◆ Problem:
Return each line of the listing below, unchanged, and omit the images.

>> Start Record set

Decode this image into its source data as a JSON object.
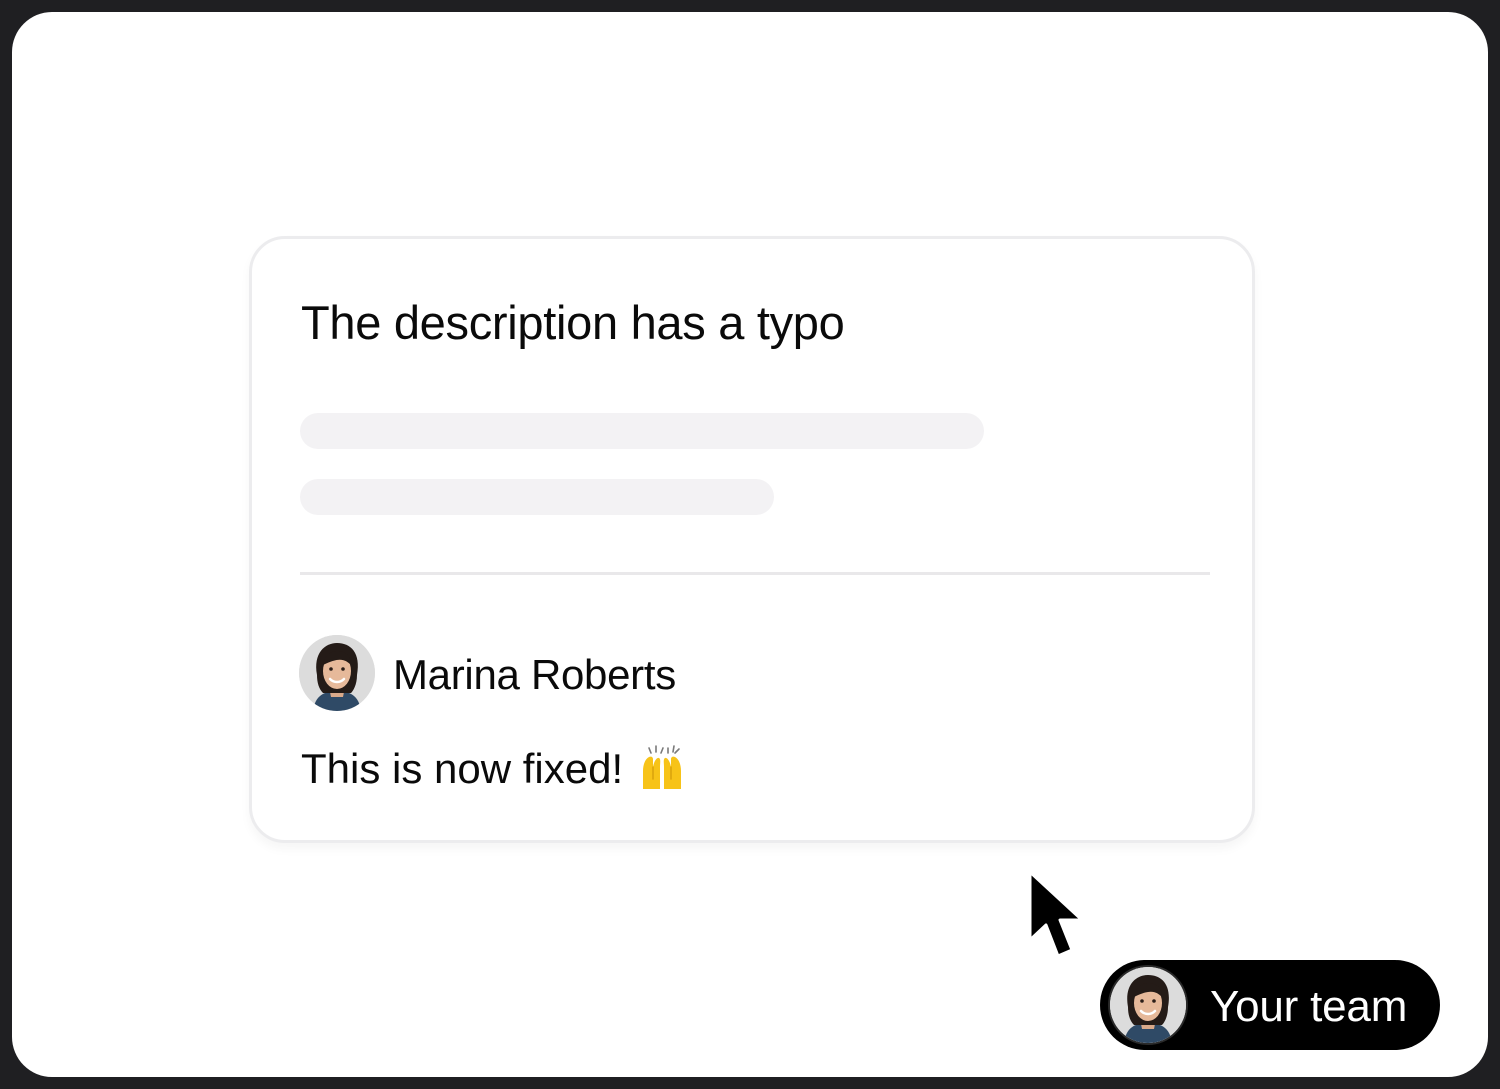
{
  "card": {
    "title": "The description has a typo",
    "comment": {
      "author": "Marina Roberts",
      "author_avatar": "avatar-photo",
      "text": "This is now fixed!",
      "emoji_icon": "raising-hands-emoji"
    }
  },
  "cursor_icon": "pointer-arrow-icon",
  "presence_pill": {
    "label": "Your team",
    "avatar": "avatar-photo"
  },
  "colors": {
    "frame": "#1f1f22",
    "screen": "#ffffff",
    "card_border": "#ececee",
    "skeleton": "#f3f2f4",
    "text": "#0a0a0a",
    "pill": "#000000",
    "emoji": "#f7c318"
  }
}
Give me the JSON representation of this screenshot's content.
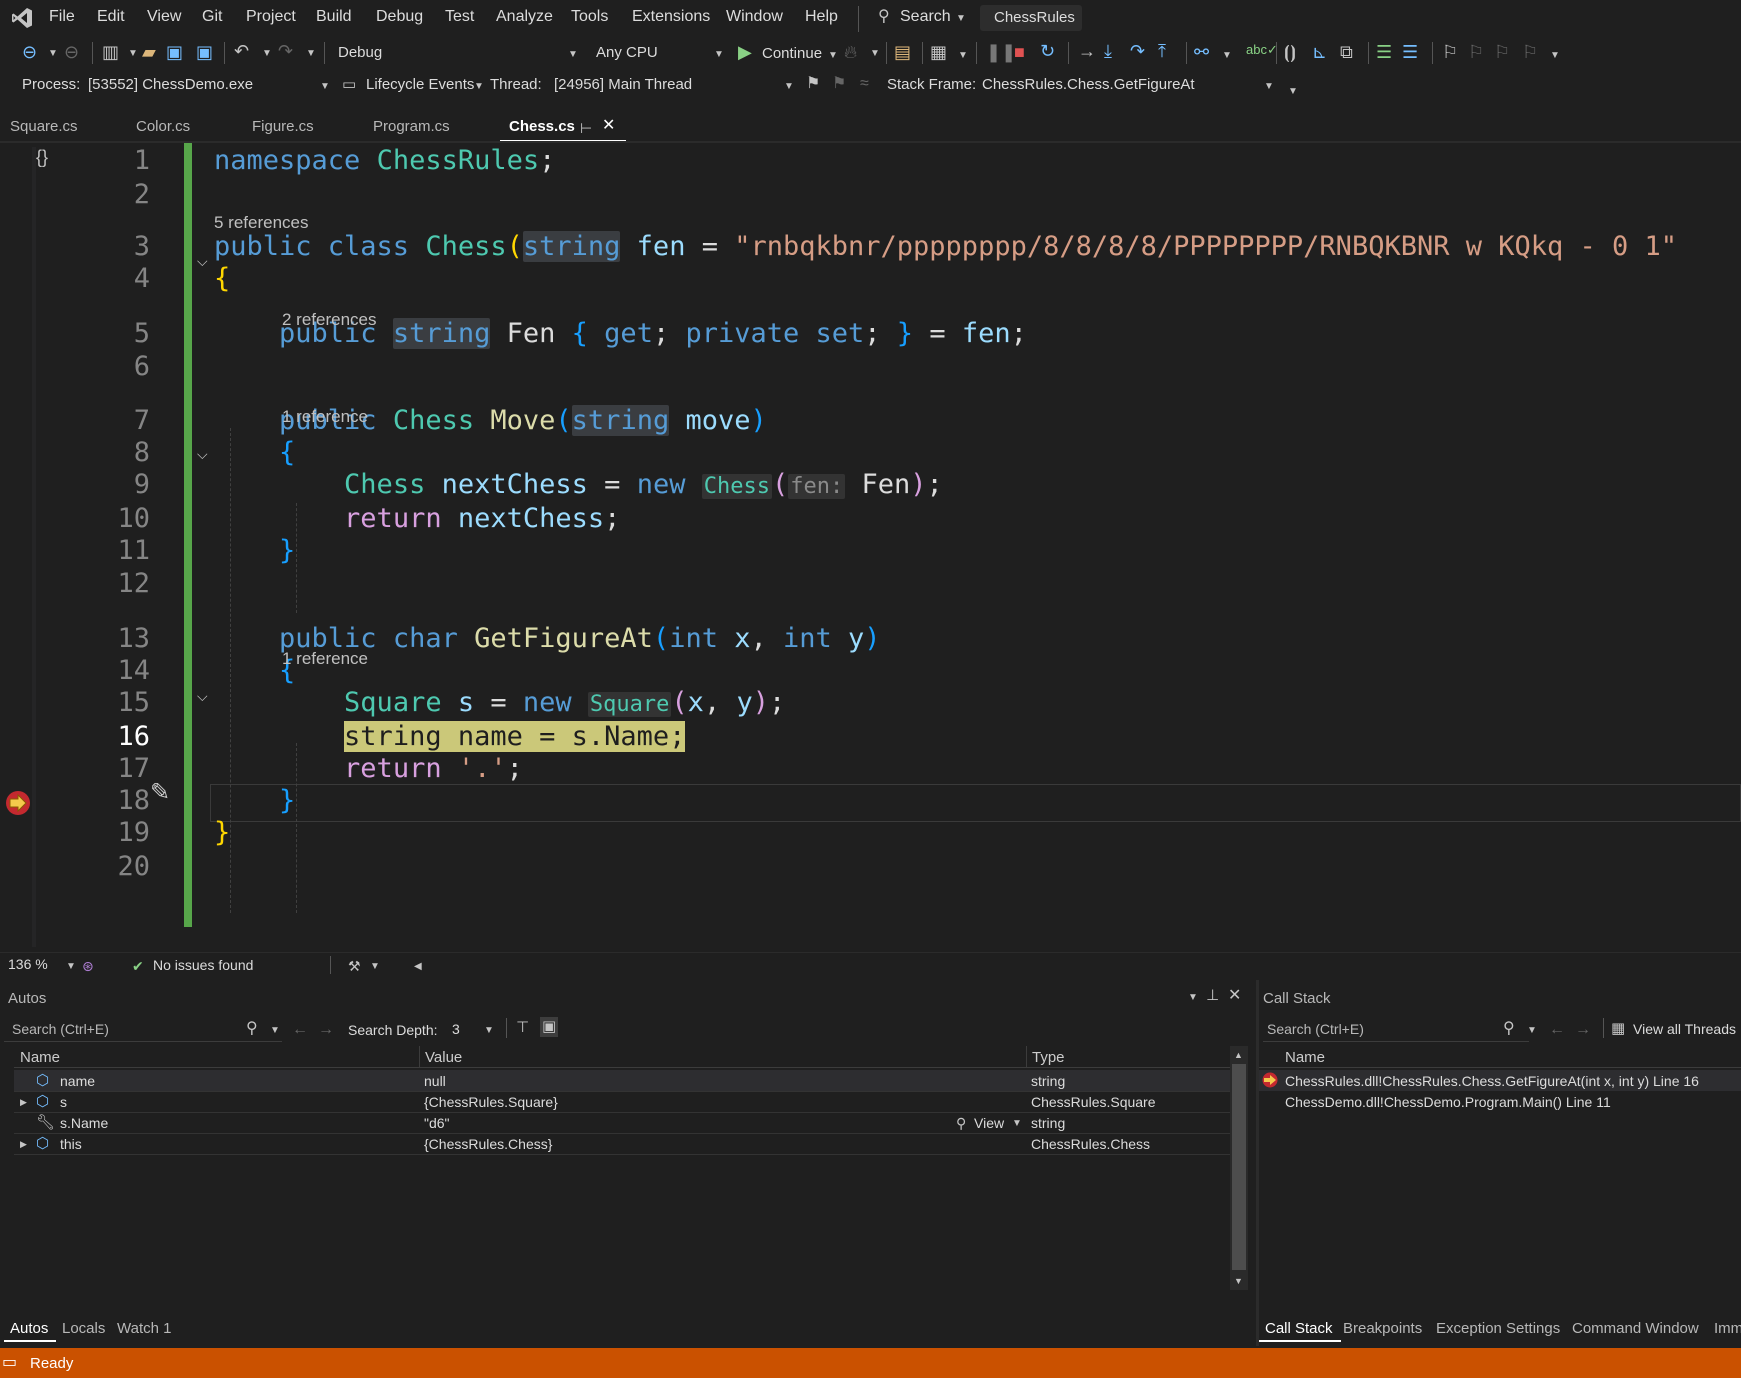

>> End Record set

◆ Final answer:
Decode this image into its source data as a JSON object.
{
  "card": {
    "title": "The description has a typo",
    "comment": {
      "author": "Marina Roberts",
      "author_avatar": "avatar-photo",
      "text": "This is now fixed!",
      "emoji_icon": "raising-hands-emoji"
    }
  },
  "cursor_icon": "pointer-arrow-icon",
  "presence_pill": {
    "label": "Your team",
    "avatar": "avatar-photo"
  },
  "colors": {
    "frame": "#1f1f22",
    "screen": "#ffffff",
    "card_border": "#ececee",
    "skeleton": "#f3f2f4",
    "text": "#0a0a0a",
    "pill": "#000000",
    "emoji": "#f7c318"
  }
}
Give me the JSON representation of this screenshot's content.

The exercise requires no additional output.